- [READING TEXT]
_ _ _ _ _

There have been some welcome exceptions to these limitations and we do thank the Lord for them. Just a few weeks ago, ‘we’ were singing the praises of the Lord in our little room, and we felt the Lord Himself was very much with us. Deep in our spirits, we were ‘seeing His glory’ and our hearts were glad. We were actually singing the chorus ‘Surely goodness and mercy shall follow me all the days of my life’, and I could see that Joyce was enjoying every word, even though no words were coming from her lips. I started to sing it once again, and then, to my joy, Joyce joined in. Summoning up what I feel was Special Strength, she began to sing, in a loud clear voice the beautiful words of the whole chorus. It was the first time I had heard that voice for several months, and I think you will understand my special joy when Joyce reached the final words, ‘and I shall dwell in the house of the Lord for ever, and I shall feast at the table spread for me!’ All of it came through loud and clear and to the proper tune as written. I felt it was nothing less than an inspired and anointed testimony, given in God’s strength and to His glory.”
The other happy incident was just two days ago, and perhaps very similar. We had just gone through our regular reading of God’s Word, and were both enjoying a special ‘song-session’ together; just one voice, mine, but two happy hearts and spirits. The song, this time, was ‘I stand all amazed at the love Jesus offers me, confused at the grace which so freely He proffers me, …’. We were specially enjoying the refrain which goes: “O it is wonderful, that he should care for me, enough to die for me, for me; O it is wonderful, wonderful to me.” I (we) had sung it all through a couple of times, and I can say our joy was mounting. Then, to my surprise and joy, as I came to the final words, Joyce suddenly joined in. She just came out with a specially big smile and visibly bracing her shoulders— so it seemed to me—and, that is the only way I can describe it, she sang out in her own clear voice, the final words of the chorus: “O it is wonderful, wonderful to me.”
Again, it was that same voice which I know so well, and love so much, just a little muffled now, perhaps, but certainly according to tune, and altogether from the heart: “O it is wonderful, wonderful to me.”
I now put those two experiences on record, for, to me, they were unusual and outstanding, and I shall never forget them. Hallelujah! Indeed, it is wonderful that He should care for me, enough to die for me. Yes, it is wonderful, wonderful to me! I might add that we have no desire to repeat these experiences. God gave the special enabling when it pleased Him, and that is true of all His gracious gifts. We just continue to concentrate on ‘knowing Him’, but we do so greatly encouraged.”

_ _ _ _ _

- [SUPPLIED RECORDS]

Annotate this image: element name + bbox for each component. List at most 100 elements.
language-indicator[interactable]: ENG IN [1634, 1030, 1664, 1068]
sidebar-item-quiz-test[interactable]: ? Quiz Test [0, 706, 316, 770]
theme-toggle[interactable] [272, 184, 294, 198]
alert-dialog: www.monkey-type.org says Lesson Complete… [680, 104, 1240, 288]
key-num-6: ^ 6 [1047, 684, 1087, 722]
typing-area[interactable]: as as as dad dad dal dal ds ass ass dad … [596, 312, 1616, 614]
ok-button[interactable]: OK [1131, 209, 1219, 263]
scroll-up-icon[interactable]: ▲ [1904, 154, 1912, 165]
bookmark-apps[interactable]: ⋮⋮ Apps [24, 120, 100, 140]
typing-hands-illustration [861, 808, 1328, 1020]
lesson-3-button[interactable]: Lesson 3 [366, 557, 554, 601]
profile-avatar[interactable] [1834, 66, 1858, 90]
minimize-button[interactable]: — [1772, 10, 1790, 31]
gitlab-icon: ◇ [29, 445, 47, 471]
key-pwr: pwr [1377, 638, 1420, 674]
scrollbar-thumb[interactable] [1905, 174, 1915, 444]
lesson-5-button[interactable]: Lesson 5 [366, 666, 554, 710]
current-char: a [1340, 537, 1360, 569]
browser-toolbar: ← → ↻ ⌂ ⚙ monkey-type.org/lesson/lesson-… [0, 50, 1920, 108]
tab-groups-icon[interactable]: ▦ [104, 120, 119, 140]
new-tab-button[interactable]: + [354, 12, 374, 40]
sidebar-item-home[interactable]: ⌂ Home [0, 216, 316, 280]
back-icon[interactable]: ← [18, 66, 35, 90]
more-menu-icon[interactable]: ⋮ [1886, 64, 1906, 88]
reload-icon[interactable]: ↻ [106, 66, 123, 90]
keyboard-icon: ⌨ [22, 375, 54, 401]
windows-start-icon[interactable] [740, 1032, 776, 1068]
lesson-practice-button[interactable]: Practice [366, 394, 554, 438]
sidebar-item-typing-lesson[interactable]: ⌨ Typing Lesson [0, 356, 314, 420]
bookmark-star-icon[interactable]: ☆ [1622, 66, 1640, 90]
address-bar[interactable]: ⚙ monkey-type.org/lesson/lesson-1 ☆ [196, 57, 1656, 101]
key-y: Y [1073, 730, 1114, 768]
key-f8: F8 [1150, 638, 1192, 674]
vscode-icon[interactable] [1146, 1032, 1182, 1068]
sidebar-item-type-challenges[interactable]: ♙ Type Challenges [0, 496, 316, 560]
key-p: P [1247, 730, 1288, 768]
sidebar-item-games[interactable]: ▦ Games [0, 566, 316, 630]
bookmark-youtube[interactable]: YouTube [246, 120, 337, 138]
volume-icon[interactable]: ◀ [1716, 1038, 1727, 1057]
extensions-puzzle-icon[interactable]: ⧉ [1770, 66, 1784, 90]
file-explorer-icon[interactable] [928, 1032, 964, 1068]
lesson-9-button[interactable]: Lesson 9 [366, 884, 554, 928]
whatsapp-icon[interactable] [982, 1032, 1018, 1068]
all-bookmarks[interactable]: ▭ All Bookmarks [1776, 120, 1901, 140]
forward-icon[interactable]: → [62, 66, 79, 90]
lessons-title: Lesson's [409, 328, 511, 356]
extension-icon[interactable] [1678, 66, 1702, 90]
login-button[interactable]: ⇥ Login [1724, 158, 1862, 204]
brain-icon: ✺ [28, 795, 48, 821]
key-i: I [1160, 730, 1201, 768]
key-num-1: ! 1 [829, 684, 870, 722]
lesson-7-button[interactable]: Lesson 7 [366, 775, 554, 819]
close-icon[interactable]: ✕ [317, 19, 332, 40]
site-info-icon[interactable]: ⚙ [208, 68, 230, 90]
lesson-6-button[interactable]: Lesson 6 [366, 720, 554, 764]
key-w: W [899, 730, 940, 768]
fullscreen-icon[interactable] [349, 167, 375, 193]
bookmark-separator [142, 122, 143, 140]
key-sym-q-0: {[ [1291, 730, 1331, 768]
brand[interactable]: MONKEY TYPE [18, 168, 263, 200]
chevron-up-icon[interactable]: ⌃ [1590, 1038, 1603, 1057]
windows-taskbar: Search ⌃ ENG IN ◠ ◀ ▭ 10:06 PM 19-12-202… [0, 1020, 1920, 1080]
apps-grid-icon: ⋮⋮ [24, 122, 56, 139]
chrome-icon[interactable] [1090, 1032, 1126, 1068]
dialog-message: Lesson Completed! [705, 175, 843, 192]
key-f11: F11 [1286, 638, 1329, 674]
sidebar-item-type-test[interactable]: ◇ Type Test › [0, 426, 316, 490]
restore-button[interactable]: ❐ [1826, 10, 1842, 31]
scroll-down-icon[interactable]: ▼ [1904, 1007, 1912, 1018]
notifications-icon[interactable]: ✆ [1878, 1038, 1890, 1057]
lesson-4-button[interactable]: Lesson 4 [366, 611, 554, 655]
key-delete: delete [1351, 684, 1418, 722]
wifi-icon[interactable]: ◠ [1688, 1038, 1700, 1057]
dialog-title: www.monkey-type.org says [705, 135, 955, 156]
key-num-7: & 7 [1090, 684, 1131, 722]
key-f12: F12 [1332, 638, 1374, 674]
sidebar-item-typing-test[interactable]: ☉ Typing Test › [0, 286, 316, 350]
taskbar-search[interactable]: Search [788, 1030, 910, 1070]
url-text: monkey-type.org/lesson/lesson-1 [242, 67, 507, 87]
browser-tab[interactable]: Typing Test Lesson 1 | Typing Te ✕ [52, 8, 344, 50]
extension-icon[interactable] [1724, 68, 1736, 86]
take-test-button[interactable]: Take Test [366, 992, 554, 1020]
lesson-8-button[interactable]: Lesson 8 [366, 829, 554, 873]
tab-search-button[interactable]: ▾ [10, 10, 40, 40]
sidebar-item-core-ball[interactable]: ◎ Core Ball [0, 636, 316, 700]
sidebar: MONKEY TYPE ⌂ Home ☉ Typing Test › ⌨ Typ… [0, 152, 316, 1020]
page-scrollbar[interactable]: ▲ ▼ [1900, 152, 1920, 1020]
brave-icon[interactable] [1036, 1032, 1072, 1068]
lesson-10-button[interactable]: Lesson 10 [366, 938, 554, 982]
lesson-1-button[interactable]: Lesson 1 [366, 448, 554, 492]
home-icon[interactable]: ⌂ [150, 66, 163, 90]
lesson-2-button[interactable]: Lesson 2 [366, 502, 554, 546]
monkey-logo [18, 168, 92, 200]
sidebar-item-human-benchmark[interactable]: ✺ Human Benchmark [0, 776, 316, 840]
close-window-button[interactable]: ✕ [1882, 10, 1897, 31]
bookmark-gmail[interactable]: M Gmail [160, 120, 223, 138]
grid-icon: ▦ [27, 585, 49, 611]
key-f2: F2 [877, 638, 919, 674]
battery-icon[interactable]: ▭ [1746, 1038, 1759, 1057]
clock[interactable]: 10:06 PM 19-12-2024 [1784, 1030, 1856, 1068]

_ _ _ _ _

- [WRITTEN TASKS]
- a) In the account of Joyce's singing, how long had it been since the writer last heard Joyce's voice before she sang the first chorus?
- b) List every word or phrase that the account of Joyce's singing encloses in single quotation marks.
- c) Go on with the account of Joyce's singing, starting after its final sentence.

- [EXERCISE RESULTS]
- a) Several months.

- b)
- ‘we’
- ‘seeing His glory’
- ‘Surely goodness and mercy shall follow me all the days of my life’
- ‘and I shall dwell in the house of the Lord for ever, and I shall feast at the table spread for me!’
- ‘song-session’
- ‘I stand all amazed at the love Jesus offers me, confused at the grace which so freely He proffers me, …’
- ‘knowing Him’

- c)
Those two episodes, I can truly say, were definitely a part of our ongoing love story, and that is why I have had to share them with you. Salvin Park has done much to take us deeper and deeper and to bring us closer and closer.
And while we are on that subject of singing, I think I have to say that, during our whole stay here, we have found ourselves singing away, audibly, day after day, to a degree far in excess of anything that we have ever known before. We know our limitations in that area, but our heart-joy together has been so much that we could hardly do anything else. People who visit us by surprise have usually found us thus occupied. Be it in our rooms, or somewhere out in the garden, singing half-volume or so, has been our usual occupation. We have just had to follow the advice of James: “Is any merry? Let him sing psalms” (Jas. 5:13). There was nothing else we could do! Truly, God Himself has filled our mouth with laughter and our tongue with singing (Psalm 126:2) and we say it to His praise. Joyce’s audible participation is now minimal but her inner heart still sings with me.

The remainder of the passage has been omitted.